Write out each line that follows exactly as it stands, without the pictures.
## begin Provided records
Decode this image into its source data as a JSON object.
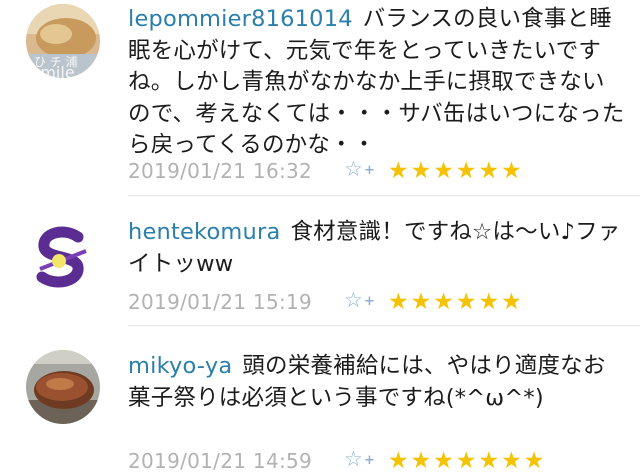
{
  "comments": [
    {
      "user": "lepommier8161014",
      "text": "バランスの良い食事と睡眠を心がけて、元気で年をとっていきたいですね。しかし青魚がなかなか上手に摂取できないので、考えなくては・・・サバ缶はいつになったら戻ってくるのかな・・",
      "date": "2019/01/21 16:32",
      "stars": "★★★★★★",
      "avatar_icon": "food-photo-avatar"
    },
    {
      "user": "hentekomura",
      "text": "食材意識！ですね☆は〜い♪ファイトッww",
      "date": "2019/01/21 15:19",
      "stars": "★★★★★★",
      "avatar_icon": "purple-s-logo-avatar"
    },
    {
      "user": "mikyo-ya",
      "text": "頭の栄養補給には、やはり適度なお菓子祭りは必須という事ですね(*^ω^*)",
      "date": "2019/01/21 14:59",
      "stars": "★★★★★★★",
      "avatar_icon": "meat-dish-avatar"
    }
  ],
  "add_star_icon": "add-star-icon",
  "colors": {
    "username": "#2a7fab",
    "text": "#1c1c1c",
    "date": "#b2b2b2",
    "star": "#f5c200",
    "add_star": "#8bb2d6"
  }
}
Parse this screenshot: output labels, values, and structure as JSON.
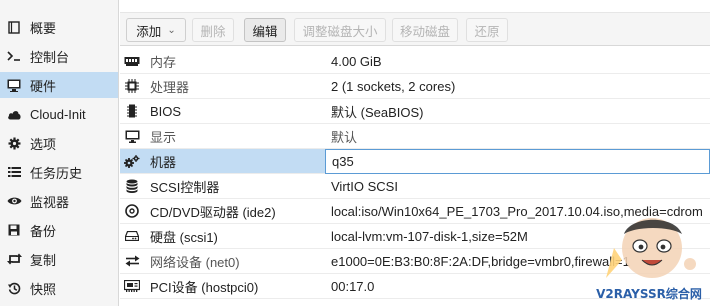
{
  "sidebar": {
    "items": [
      {
        "label": "概要",
        "icon": "book-icon"
      },
      {
        "label": "控制台",
        "icon": "terminal-icon"
      },
      {
        "label": "硬件",
        "icon": "desktop-icon",
        "active": true
      },
      {
        "label": "Cloud-Init",
        "icon": "cloud-icon"
      },
      {
        "label": "选项",
        "icon": "gear-icon"
      },
      {
        "label": "任务历史",
        "icon": "list-icon"
      },
      {
        "label": "监视器",
        "icon": "eye-icon"
      },
      {
        "label": "备份",
        "icon": "floppy-icon"
      },
      {
        "label": "复制",
        "icon": "retweet-icon"
      },
      {
        "label": "快照",
        "icon": "history-icon"
      }
    ]
  },
  "toolbar": {
    "add_label": "添加",
    "delete_label": "删除",
    "edit_label": "编辑",
    "resize_label": "调整磁盘大小",
    "move_label": "移动磁盘",
    "revert_label": "还原"
  },
  "hardware": {
    "rows": [
      {
        "key": "内存",
        "value": "4.00 GiB",
        "icon": "memory-icon",
        "muted": true
      },
      {
        "key": "处理器",
        "value": "2 (1 sockets, 2 cores)",
        "icon": "cpu-icon",
        "muted": true
      },
      {
        "key": "BIOS",
        "value": "默认 (SeaBIOS)",
        "icon": "microchip-icon",
        "muted": false
      },
      {
        "key": "显示",
        "value": "默认",
        "icon": "monitor-icon",
        "muted": true
      },
      {
        "key": "机器",
        "value": "q35",
        "icon": "cogs-icon",
        "muted": false,
        "selected": true
      },
      {
        "key": "SCSI控制器",
        "value": "VirtIO SCSI",
        "icon": "database-icon",
        "muted": false
      },
      {
        "key": "CD/DVD驱动器 (ide2)",
        "value": "local:iso/Win10x64_PE_1703_Pro_2017.10.04.iso,media=cdrom",
        "icon": "cdrom-icon",
        "muted": false
      },
      {
        "key": "硬盘 (scsi1)",
        "value": "local-lvm:vm-107-disk-1,size=52M",
        "icon": "hdd-icon",
        "muted": false
      },
      {
        "key": "网络设备 (net0)",
        "value": "e1000=0E:B3:B0:8F:2A:DF,bridge=vmbr0,firewall=1",
        "icon": "exchange-icon",
        "muted": true
      },
      {
        "key": "PCI设备 (hostpci0)",
        "value": "00:17.0",
        "icon": "pci-card-icon",
        "muted": false
      }
    ]
  },
  "watermark": {
    "text": "V2RAYSSR综合网"
  },
  "colors": {
    "selection": "#c2dcf3",
    "focus_border": "#5b9bd5"
  }
}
## end Provided records
## Task response
Decode this image into its source data as a JSON object.
{
  "comments": [
    {
      "user": "lepommier8161014",
      "text": "バランスの良い食事と睡眠を心がけて、元気で年をとっていきたいですね。しかし青魚がなかなか上手に摂取できないので、考えなくては・・・サバ缶はいつになったら戻ってくるのかな・・",
      "date": "2019/01/21 16:32",
      "stars": "★★★★★★",
      "avatar_icon": "food-photo-avatar"
    },
    {
      "user": "hentekomura",
      "text": "食材意識！ですね☆は〜い♪ファイトッww",
      "date": "2019/01/21 15:19",
      "stars": "★★★★★★",
      "avatar_icon": "purple-s-logo-avatar"
    },
    {
      "user": "mikyo-ya",
      "text": "頭の栄養補給には、やはり適度なお菓子祭りは必須という事ですね(*^ω^*)",
      "date": "2019/01/21 14:59",
      "stars": "★★★★★★★",
      "avatar_icon": "meat-dish-avatar"
    }
  ],
  "add_star_icon": "add-star-icon",
  "colors": {
    "username": "#2a7fab",
    "text": "#1c1c1c",
    "date": "#b2b2b2",
    "star": "#f5c200",
    "add_star": "#8bb2d6"
  }
}
Parse this screenshot: output labels, values, and structure as JSON.
{
  "sidebar": {
    "items": [
      {
        "label": "概要",
        "icon": "book-icon"
      },
      {
        "label": "控制台",
        "icon": "terminal-icon"
      },
      {
        "label": "硬件",
        "icon": "desktop-icon",
        "active": true
      },
      {
        "label": "Cloud-Init",
        "icon": "cloud-icon"
      },
      {
        "label": "选项",
        "icon": "gear-icon"
      },
      {
        "label": "任务历史",
        "icon": "list-icon"
      },
      {
        "label": "监视器",
        "icon": "eye-icon"
      },
      {
        "label": "备份",
        "icon": "floppy-icon"
      },
      {
        "label": "复制",
        "icon": "retweet-icon"
      },
      {
        "label": "快照",
        "icon": "history-icon"
      }
    ]
  },
  "toolbar": {
    "add_label": "添加",
    "delete_label": "删除",
    "edit_label": "编辑",
    "resize_label": "调整磁盘大小",
    "move_label": "移动磁盘",
    "revert_label": "还原"
  },
  "hardware": {
    "rows": [
      {
        "key": "内存",
        "value": "4.00 GiB",
        "icon": "memory-icon",
        "muted": true
      },
      {
        "key": "处理器",
        "value": "2 (1 sockets, 2 cores)",
        "icon": "cpu-icon",
        "muted": true
      },
      {
        "key": "BIOS",
        "value": "默认 (SeaBIOS)",
        "icon": "microchip-icon",
        "muted": false
      },
      {
        "key": "显示",
        "value": "默认",
        "icon": "monitor-icon",
        "muted": true
      },
      {
        "key": "机器",
        "value": "q35",
        "icon": "cogs-icon",
        "muted": false,
        "selected": true
      },
      {
        "key": "SCSI控制器",
        "value": "VirtIO SCSI",
        "icon": "database-icon",
        "muted": false
      },
      {
        "key": "CD/DVD驱动器 (ide2)",
        "value": "local:iso/Win10x64_PE_1703_Pro_2017.10.04.iso,media=cdrom",
        "icon": "cdrom-icon",
        "muted": false
      },
      {
        "key": "硬盘 (scsi1)",
        "value": "local-lvm:vm-107-disk-1,size=52M",
        "icon": "hdd-icon",
        "muted": false
      },
      {
        "key": "网络设备 (net0)",
        "value": "e1000=0E:B3:B0:8F:2A:DF,bridge=vmbr0,firewall=1",
        "icon": "exchange-icon",
        "muted": true
      },
      {
        "key": "PCI设备 (hostpci0)",
        "value": "00:17.0",
        "icon": "pci-card-icon",
        "muted": false
      }
    ]
  },
  "watermark": {
    "text": "V2RAYSSR综合网"
  },
  "colors": {
    "selection": "#c2dcf3",
    "focus_border": "#5b9bd5"
  }
}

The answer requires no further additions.